PROBLEM DETAILS> Omit all pictures. Copy the rest of the material exactly.

[Extracted records]

★ ★ ★ ★ ★

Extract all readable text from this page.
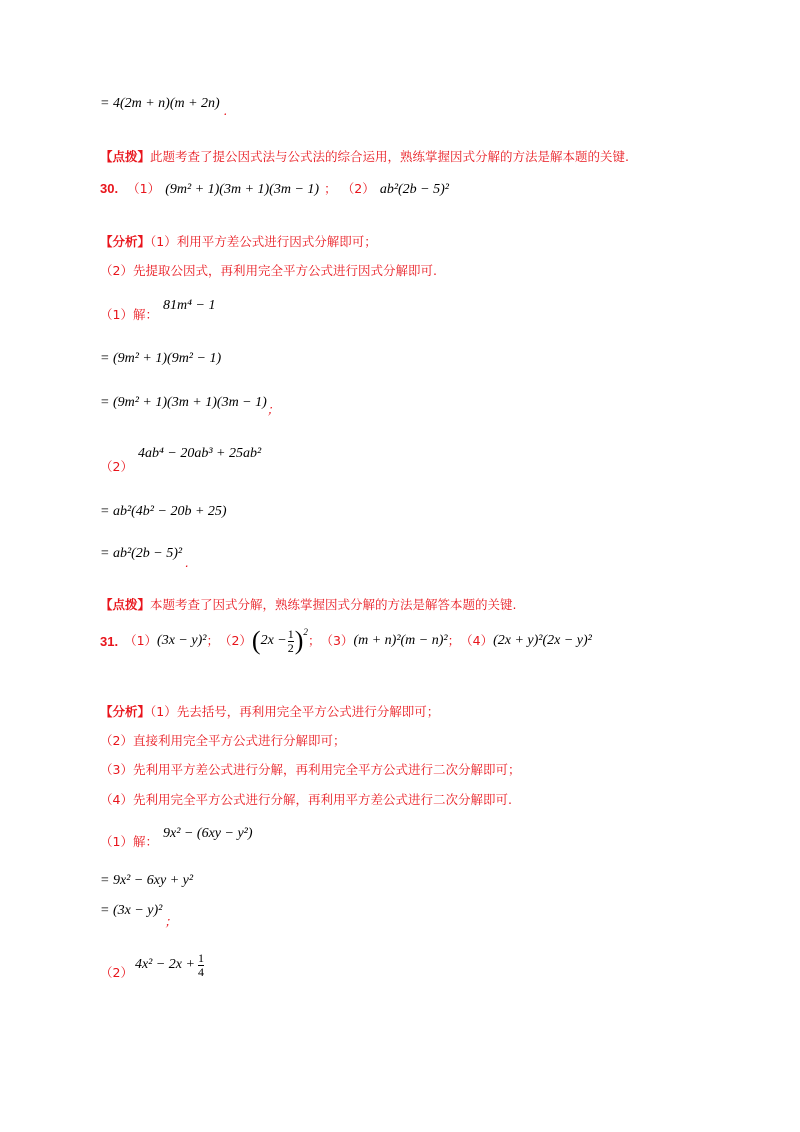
= 4(2m + n)(m + 2n) .
【点拨】此题考查了提公因式法与公式法的综合运用，熟练掌握因式分解的方法是解本题的关键.
30. （1） (9m² + 1)(3m + 1)(3m − 1) ； （2） ab²(2b − 5)²
【分析】（1）利用平方差公式进行因式分解即可；
（2）先提取公因式，再利用完全平方公式进行因式分解即可.
$_{(1)解:}$ 81m⁴ − 1
= (9m² + 1)(9m² − 1)
= (9m² + 1)(3m + 1)(3m − 1)；
$_{(2)}$ 4ab⁴ − 20ab³ + 25ab²
= ab²(4b² − 20b + 25)
= ab²(2b − 5)².
【点拨】本题考查了因式分解，熟练掌握因式分解的方法是解答本题的关键.
31. （1） (3x − y)² ； （2） ( $2x - \frac{1}{2} )^2$
； （3） (m + n)²(m − n)² ； （4） (2x + y)²(2x − y)²
【分析】（1）先去括号，再利用完全平方公式进行分解即可；
（2）直接利用完全平方公式进行分解即可；
（3）先利用平方差公式进行分解，再利用完全平方公式进行二次分解即可；
（4）先利用完全平方公式进行分解，再利用平方差公式进行二次分解即可.
$_{(1)解:}$ 9x² − (6xy − y²)
= 9x² − 6xy + y²
= (3x − y)²；
（2）
$4x^2 - 2x + \frac{1}{4}$
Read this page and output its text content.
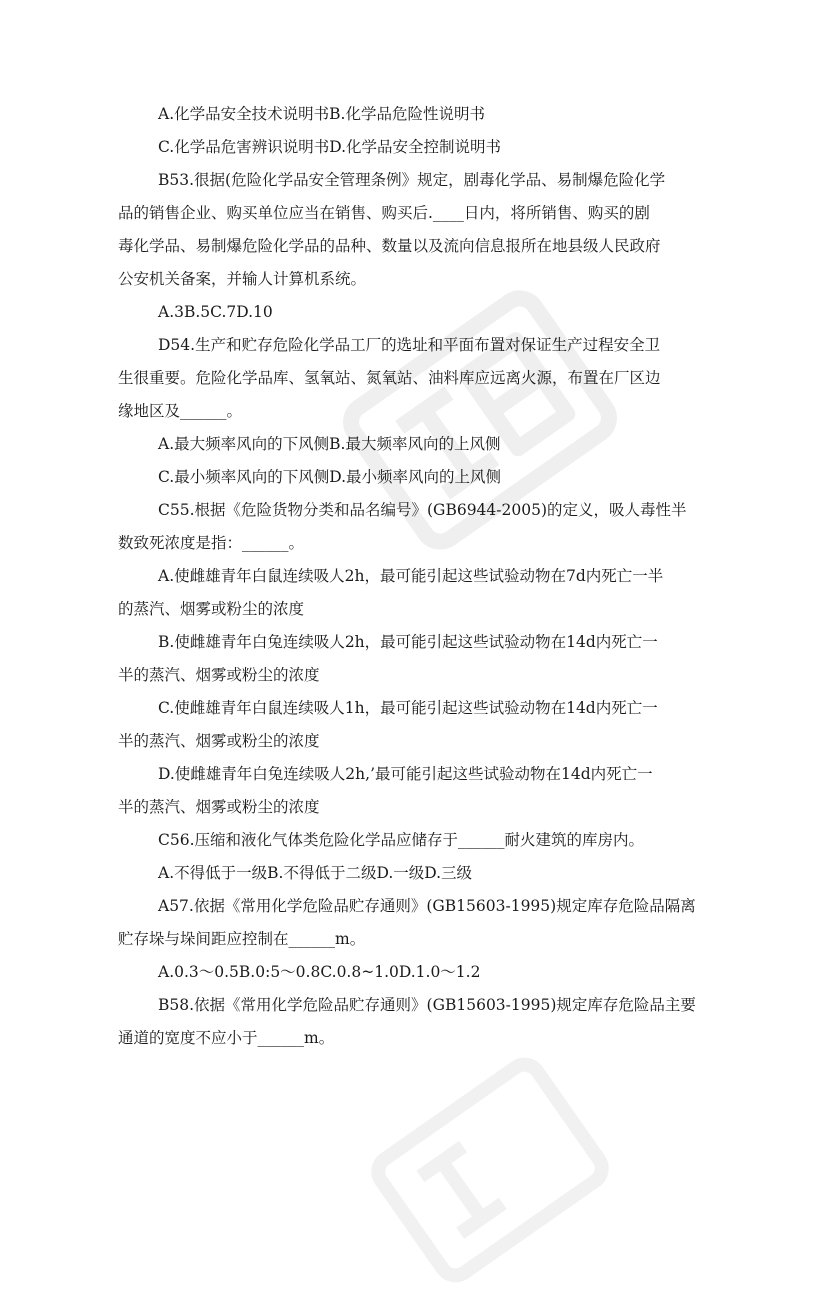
A.化学品安全技术说明书B.化学品危险性说明书
C.化学品危害辨识说明书D.化学品安全控制说明书
B53.很据(危险化学品安全管理条例》规定，剧毒化学品、易制爆危险化学
品的销售企业、购买单位应当在销售、购买后.____日内，将所销售、购买的剧
毒化学品、易制爆危险化学品的品种、数量以及流向信息报所在地县级人民政府
公安机关备案，并输人计算机系统。
A.3B.5C.7D.10
D54.生产和贮存危险化学品工厂的选址和平面布置对保证生产过程安全卫
生很重要。危险化学品库、氢氧站、氮氧站、油料库应远离火源，布置在厂区边
缘地区及______。
A.最大频率风向的下风侧B.最大频率风向的上风侧
C.最小频率风向的下风侧D.最小频率风向的上风侧
C55.根据《危险货物分类和品名编号》(GB6944-2005)的定义，吸人毒性半
数致死浓度是指：______。
A.使雌雄青年白鼠连续吸人2h，最可能引起这些试验动物在7d内死亡一半
的蒸汽、烟雾或粉尘的浓度
B.使雌雄青年白兔连续吸人2h，最可能引起这些试验动物在14d内死亡一
半的蒸汽、烟雾或粉尘的浓度
C.使雌雄青年白鼠连续吸人1h，最可能引起这些试验动物在14d内死亡一
半的蒸汽、烟雾或粉尘的浓度
D.使雌雄青年白兔连续吸人2h,’最可能引起这些试验动物在14d内死亡一
半的蒸汽、烟雾或粉尘的浓度
C56.压缩和液化气体类危险化学品应储存于______耐火建筑的库房内。
A.不得低于一级B.不得低于二级D.一级D.三级
A57.依据《常用化学危险品贮存通则》(GB15603-1995)规定库存危险品隔离
贮存垛与垛间距应控制在______m。
A.0.3～0.5B.0:5～0.8C.0.8~1.0D.1.0～1.2
B58.依据《常用化学危险品贮存通则》(GB15603-1995)规定库存危险品主要
通道的宽度不应小于______m。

★ ★ ★ ★ ★

OUTPUT OF THE EXERCISE>
Extract all readable text from this page.
= 4(2m + n)(m + 2n) .
【点拨】此题考查了提公因式法与公式法的综合运用，熟练掌握因式分解的方法是解本题的关键.
30. （1） (9m² + 1)(3m + 1)(3m − 1) ； （2） ab²(2b − 5)²
【分析】（1）利用平方差公式进行因式分解即可；
（2）先提取公因式，再利用完全平方公式进行因式分解即可.
$_{(1)解:}$ 81m⁴ − 1
= (9m² + 1)(9m² − 1)
= (9m² + 1)(3m + 1)(3m − 1)；
$_{(2)}$ 4ab⁴ − 20ab³ + 25ab²
= ab²(4b² − 20b + 25)
= ab²(2b − 5)².
【点拨】本题考查了因式分解，熟练掌握因式分解的方法是解答本题的关键.
31. （1） (3x − y)² ； （2） ( $2x - \frac{1}{2} )^2$
； （3） (m + n)²(m − n)² ； （4） (2x + y)²(2x − y)²
【分析】（1）先去括号，再利用完全平方公式进行分解即可；
（2）直接利用完全平方公式进行分解即可；
（3）先利用平方差公式进行分解，再利用完全平方公式进行二次分解即可；
（4）先利用完全平方公式进行分解，再利用平方差公式进行二次分解即可.
$_{(1)解:}$ 9x² − (6xy − y²)
= 9x² − 6xy + y²
= (3x − y)²；
（2）
$4x^2 - 2x + \frac{1}{4}$
Read this page and output its text content.
A.化学品安全技术说明书B.化学品危险性说明书
C.化学品危害辨识说明书D.化学品安全控制说明书
B53.很据(危险化学品安全管理条例》规定，剧毒化学品、易制爆危险化学
品的销售企业、购买单位应当在销售、购买后.____日内，将所销售、购买的剧
毒化学品、易制爆危险化学品的品种、数量以及流向信息报所在地县级人民政府
公安机关备案，并输人计算机系统。
A.3B.5C.7D.10
D54.生产和贮存危险化学品工厂的选址和平面布置对保证生产过程安全卫
生很重要。危险化学品库、氢氧站、氮氧站、油料库应远离火源，布置在厂区边
缘地区及______。
A.最大频率风向的下风侧B.最大频率风向的上风侧
C.最小频率风向的下风侧D.最小频率风向的上风侧
C55.根据《危险货物分类和品名编号》(GB6944-2005)的定义，吸人毒性半
数致死浓度是指：______。
A.使雌雄青年白鼠连续吸人2h，最可能引起这些试验动物在7d内死亡一半
的蒸汽、烟雾或粉尘的浓度
B.使雌雄青年白兔连续吸人2h，最可能引起这些试验动物在14d内死亡一
半的蒸汽、烟雾或粉尘的浓度
C.使雌雄青年白鼠连续吸人1h，最可能引起这些试验动物在14d内死亡一
半的蒸汽、烟雾或粉尘的浓度
D.使雌雄青年白兔连续吸人2h,’最可能引起这些试验动物在14d内死亡一
半的蒸汽、烟雾或粉尘的浓度
C56.压缩和液化气体类危险化学品应储存于______耐火建筑的库房内。
A.不得低于一级B.不得低于二级D.一级D.三级
A57.依据《常用化学危险品贮存通则》(GB15603-1995)规定库存危险品隔离
贮存垛与垛间距应控制在______m。
A.0.3～0.5B.0:5～0.8C.0.8~1.0D.1.0～1.2
B58.依据《常用化学危险品贮存通则》(GB15603-1995)规定库存危险品主要
通道的宽度不应小于______m。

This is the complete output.